╭─ DATA FOR THIS EXERCISE

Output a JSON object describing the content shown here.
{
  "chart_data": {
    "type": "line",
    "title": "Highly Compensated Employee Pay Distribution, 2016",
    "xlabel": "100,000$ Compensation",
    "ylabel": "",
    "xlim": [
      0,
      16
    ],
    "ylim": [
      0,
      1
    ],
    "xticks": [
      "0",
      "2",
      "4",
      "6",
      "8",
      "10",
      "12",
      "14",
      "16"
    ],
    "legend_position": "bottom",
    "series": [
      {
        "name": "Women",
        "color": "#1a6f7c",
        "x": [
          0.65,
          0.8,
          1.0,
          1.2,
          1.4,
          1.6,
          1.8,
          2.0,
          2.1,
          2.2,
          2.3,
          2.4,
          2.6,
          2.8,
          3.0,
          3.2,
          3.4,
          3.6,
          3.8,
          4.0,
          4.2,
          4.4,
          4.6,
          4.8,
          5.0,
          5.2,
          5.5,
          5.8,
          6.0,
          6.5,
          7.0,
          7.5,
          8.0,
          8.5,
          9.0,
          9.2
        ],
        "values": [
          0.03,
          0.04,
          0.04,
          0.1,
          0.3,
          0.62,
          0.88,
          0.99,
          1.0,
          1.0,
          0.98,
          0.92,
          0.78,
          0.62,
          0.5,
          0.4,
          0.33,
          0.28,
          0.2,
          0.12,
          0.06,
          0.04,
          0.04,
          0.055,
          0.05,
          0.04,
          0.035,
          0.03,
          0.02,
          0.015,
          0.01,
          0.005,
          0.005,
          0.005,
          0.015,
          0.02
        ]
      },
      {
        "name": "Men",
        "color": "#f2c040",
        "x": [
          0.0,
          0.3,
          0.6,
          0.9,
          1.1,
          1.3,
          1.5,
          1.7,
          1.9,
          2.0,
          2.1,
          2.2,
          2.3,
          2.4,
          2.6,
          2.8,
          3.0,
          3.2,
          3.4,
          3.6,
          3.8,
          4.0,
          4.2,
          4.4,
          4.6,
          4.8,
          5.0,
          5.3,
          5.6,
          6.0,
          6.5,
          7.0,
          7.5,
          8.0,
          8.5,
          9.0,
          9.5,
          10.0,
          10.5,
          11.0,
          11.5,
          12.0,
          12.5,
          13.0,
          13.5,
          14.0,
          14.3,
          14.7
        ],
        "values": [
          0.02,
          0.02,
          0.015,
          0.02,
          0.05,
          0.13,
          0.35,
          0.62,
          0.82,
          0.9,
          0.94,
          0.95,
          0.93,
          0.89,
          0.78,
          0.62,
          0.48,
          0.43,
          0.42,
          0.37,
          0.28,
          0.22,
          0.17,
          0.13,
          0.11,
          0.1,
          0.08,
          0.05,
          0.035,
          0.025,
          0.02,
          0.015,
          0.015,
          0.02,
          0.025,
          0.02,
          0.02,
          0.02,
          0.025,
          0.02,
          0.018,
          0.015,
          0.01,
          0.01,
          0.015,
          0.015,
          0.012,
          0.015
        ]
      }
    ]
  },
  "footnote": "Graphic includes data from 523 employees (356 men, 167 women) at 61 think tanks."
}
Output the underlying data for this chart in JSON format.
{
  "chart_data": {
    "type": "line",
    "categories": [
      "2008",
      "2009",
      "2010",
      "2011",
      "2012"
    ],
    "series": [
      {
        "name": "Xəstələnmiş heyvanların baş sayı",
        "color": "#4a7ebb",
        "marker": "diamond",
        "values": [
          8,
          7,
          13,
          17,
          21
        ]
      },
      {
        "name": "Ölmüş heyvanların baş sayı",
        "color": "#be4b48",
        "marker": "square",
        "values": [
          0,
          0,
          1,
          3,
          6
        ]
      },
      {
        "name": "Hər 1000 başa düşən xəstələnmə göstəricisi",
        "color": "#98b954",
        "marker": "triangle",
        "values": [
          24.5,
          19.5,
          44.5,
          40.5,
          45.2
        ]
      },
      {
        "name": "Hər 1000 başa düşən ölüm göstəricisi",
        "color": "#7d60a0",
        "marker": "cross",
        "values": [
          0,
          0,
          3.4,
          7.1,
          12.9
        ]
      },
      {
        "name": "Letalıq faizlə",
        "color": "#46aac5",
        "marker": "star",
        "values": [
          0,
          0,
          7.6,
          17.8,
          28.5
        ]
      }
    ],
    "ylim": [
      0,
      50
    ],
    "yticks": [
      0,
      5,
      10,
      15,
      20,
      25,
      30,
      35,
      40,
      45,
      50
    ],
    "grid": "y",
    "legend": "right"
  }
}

╰─

Write out every line of the material again, exactly as it reads.

TASK RESPONSE –
Output a JSON object describing the content shown here.
{
  "chart_data": {
    "type": "line",
    "title": "Highly Compensated Employee Pay Distribution, 2016",
    "xlabel": "100,000$ Compensation",
    "ylabel": "",
    "xlim": [
      0,
      16
    ],
    "ylim": [
      0,
      1
    ],
    "xticks": [
      "0",
      "2",
      "4",
      "6",
      "8",
      "10",
      "12",
      "14",
      "16"
    ],
    "legend_position": "bottom",
    "series": [
      {
        "name": "Women",
        "color": "#1a6f7c",
        "x": [
          0.65,
          0.8,
          1.0,
          1.2,
          1.4,
          1.6,
          1.8,
          2.0,
          2.1,
          2.2,
          2.3,
          2.4,
          2.6,
          2.8,
          3.0,
          3.2,
          3.4,
          3.6,
          3.8,
          4.0,
          4.2,
          4.4,
          4.6,
          4.8,
          5.0,
          5.2,
          5.5,
          5.8,
          6.0,
          6.5,
          7.0,
          7.5,
          8.0,
          8.5,
          9.0,
          9.2
        ],
        "values": [
          0.03,
          0.04,
          0.04,
          0.1,
          0.3,
          0.62,
          0.88,
          0.99,
          1.0,
          1.0,
          0.98,
          0.92,
          0.78,
          0.62,
          0.5,
          0.4,
          0.33,
          0.28,
          0.2,
          0.12,
          0.06,
          0.04,
          0.04,
          0.055,
          0.05,
          0.04,
          0.035,
          0.03,
          0.02,
          0.015,
          0.01,
          0.005,
          0.005,
          0.005,
          0.015,
          0.02
        ]
      },
      {
        "name": "Men",
        "color": "#f2c040",
        "x": [
          0.0,
          0.3,
          0.6,
          0.9,
          1.1,
          1.3,
          1.5,
          1.7,
          1.9,
          2.0,
          2.1,
          2.2,
          2.3,
          2.4,
          2.6,
          2.8,
          3.0,
          3.2,
          3.4,
          3.6,
          3.8,
          4.0,
          4.2,
          4.4,
          4.6,
          4.8,
          5.0,
          5.3,
          5.6,
          6.0,
          6.5,
          7.0,
          7.5,
          8.0,
          8.5,
          9.0,
          9.5,
          10.0,
          10.5,
          11.0,
          11.5,
          12.0,
          12.5,
          13.0,
          13.5,
          14.0,
          14.3,
          14.7
        ],
        "values": [
          0.02,
          0.02,
          0.015,
          0.02,
          0.05,
          0.13,
          0.35,
          0.62,
          0.82,
          0.9,
          0.94,
          0.95,
          0.93,
          0.89,
          0.78,
          0.62,
          0.48,
          0.43,
          0.42,
          0.37,
          0.28,
          0.22,
          0.17,
          0.13,
          0.11,
          0.1,
          0.08,
          0.05,
          0.035,
          0.025,
          0.02,
          0.015,
          0.015,
          0.02,
          0.025,
          0.02,
          0.02,
          0.02,
          0.025,
          0.02,
          0.018,
          0.015,
          0.01,
          0.01,
          0.015,
          0.015,
          0.012,
          0.015
        ]
      }
    ]
  },
  "footnote": "Graphic includes data from 523 employees (356 men, 167 women) at 61 think tanks."
}
Output the underlying data for this chart in JSON format.
{
  "chart_data": {
    "type": "line",
    "categories": [
      "2008",
      "2009",
      "2010",
      "2011",
      "2012"
    ],
    "series": [
      {
        "name": "Xəstələnmiş heyvanların baş sayı",
        "color": "#4a7ebb",
        "marker": "diamond",
        "values": [
          8,
          7,
          13,
          17,
          21
        ]
      },
      {
        "name": "Ölmüş heyvanların baş sayı",
        "color": "#be4b48",
        "marker": "square",
        "values": [
          0,
          0,
          1,
          3,
          6
        ]
      },
      {
        "name": "Hər 1000 başa düşən xəstələnmə göstəricisi",
        "color": "#98b954",
        "marker": "triangle",
        "values": [
          24.5,
          19.5,
          44.5,
          40.5,
          45.2
        ]
      },
      {
        "name": "Hər 1000 başa düşən ölüm göstəricisi",
        "color": "#7d60a0",
        "marker": "cross",
        "values": [
          0,
          0,
          3.4,
          7.1,
          12.9
        ]
      },
      {
        "name": "Letalıq faizlə",
        "color": "#46aac5",
        "marker": "star",
        "values": [
          0,
          0,
          7.6,
          17.8,
          28.5
        ]
      }
    ],
    "ylim": [
      0,
      50
    ],
    "yticks": [
      0,
      5,
      10,
      15,
      20,
      25,
      30,
      35,
      40,
      45,
      50
    ],
    "grid": "y",
    "legend": "right"
  }
}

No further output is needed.